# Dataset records
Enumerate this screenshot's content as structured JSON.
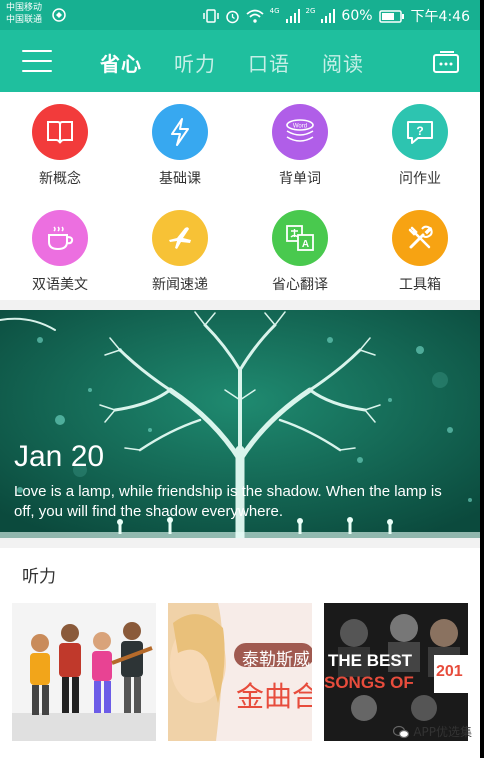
{
  "status": {
    "carrier1": "中国移动",
    "carrier2": "中国联通",
    "battery": "60%",
    "time": "下午4:46",
    "net1": "4G",
    "net2": "2G"
  },
  "header": {
    "tabs": [
      {
        "label": "省心",
        "active": true
      },
      {
        "label": "听力",
        "active": false
      },
      {
        "label": "口语",
        "active": false
      },
      {
        "label": "阅读",
        "active": false
      }
    ]
  },
  "grid": {
    "items": [
      {
        "label": "新概念",
        "color": "#f23b3b",
        "icon": "book-icon"
      },
      {
        "label": "基础课",
        "color": "#37a8f0",
        "icon": "lightning-icon"
      },
      {
        "label": "背单词",
        "color": "#b05ee8",
        "icon": "word-stack-icon",
        "icon_text": "Word"
      },
      {
        "label": "问作业",
        "color": "#2dc4b0",
        "icon": "question-bubble-icon",
        "icon_text": "?"
      },
      {
        "label": "双语美文",
        "color": "#ec6fe0",
        "icon": "coffee-cup-icon"
      },
      {
        "label": "新闻速递",
        "color": "#f7c236",
        "icon": "airplane-icon"
      },
      {
        "label": "省心翻译",
        "color": "#49c94e",
        "icon": "translate-icon",
        "icon_text": "A"
      },
      {
        "label": "工具箱",
        "color": "#f7a312",
        "icon": "tools-icon"
      }
    ]
  },
  "banner": {
    "date": "Jan 20",
    "quote": "Love is a lamp, while friendship is the shadow. When the lamp is off, you will find the shadow everywhere."
  },
  "listening": {
    "title": "听力",
    "cards": [
      {
        "name": "band-photo-card"
      },
      {
        "name": "taylor-swift-card",
        "text1": "泰勒斯威",
        "text2": "金曲合"
      },
      {
        "name": "best-songs-card",
        "text1": "THE BEST",
        "text2": "SONGS OF",
        "text3": "201"
      }
    ]
  },
  "watermark": "APP优选集"
}
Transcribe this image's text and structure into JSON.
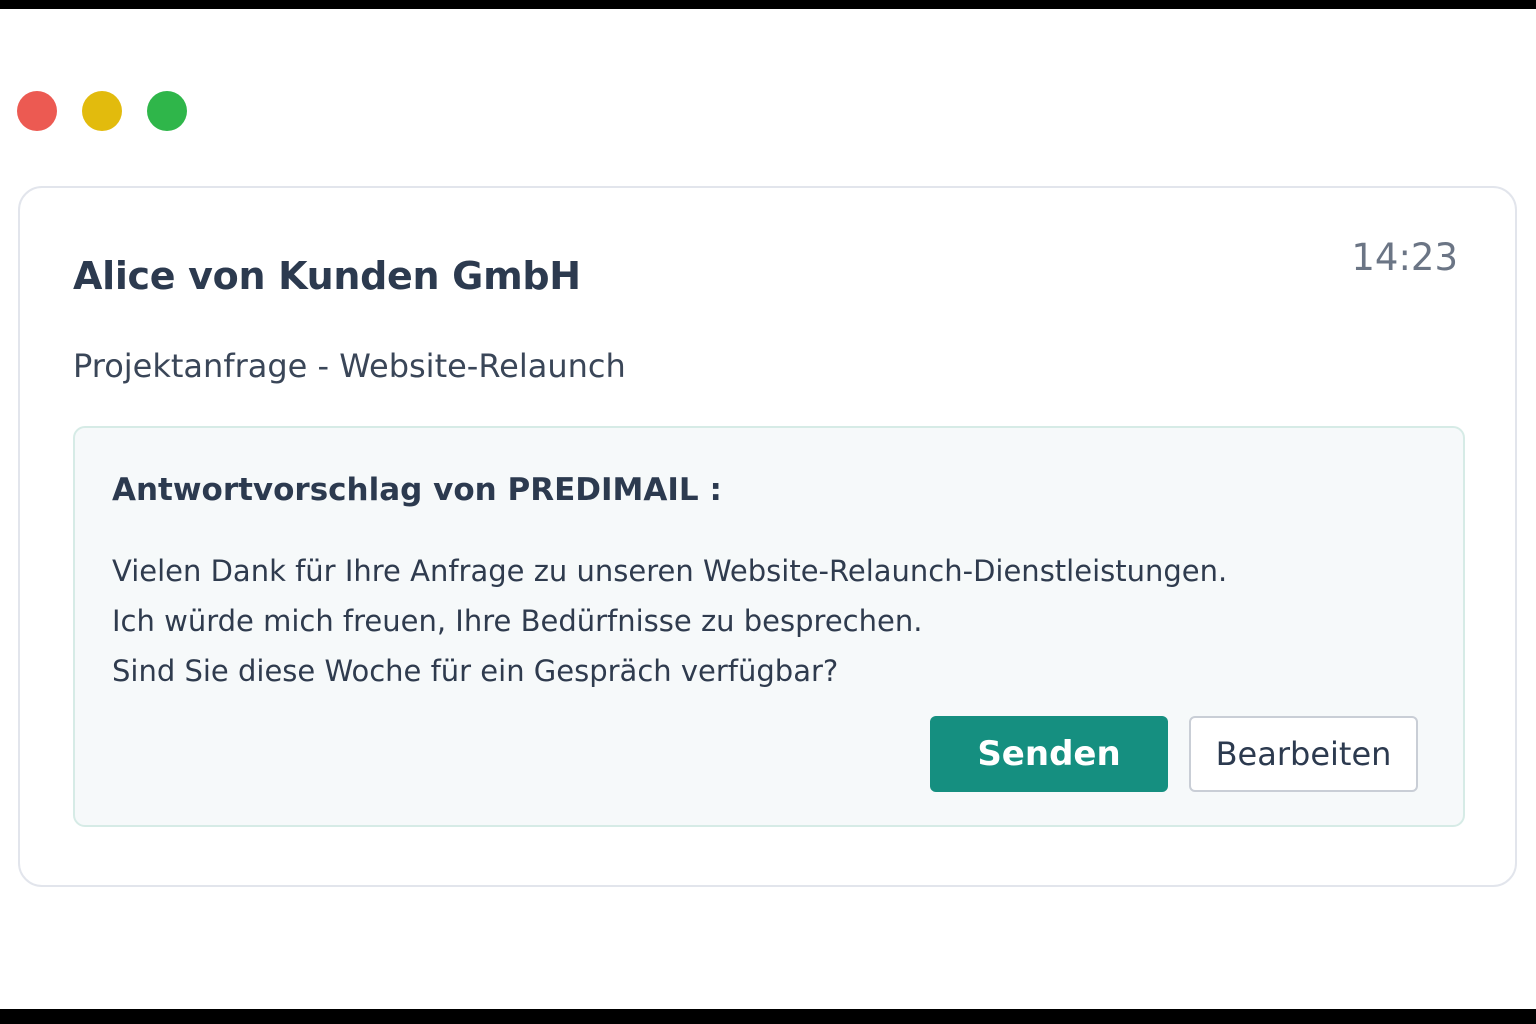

# To do
Of the lines in the material, how many include "this"? Respond with the number alone.

# Response
2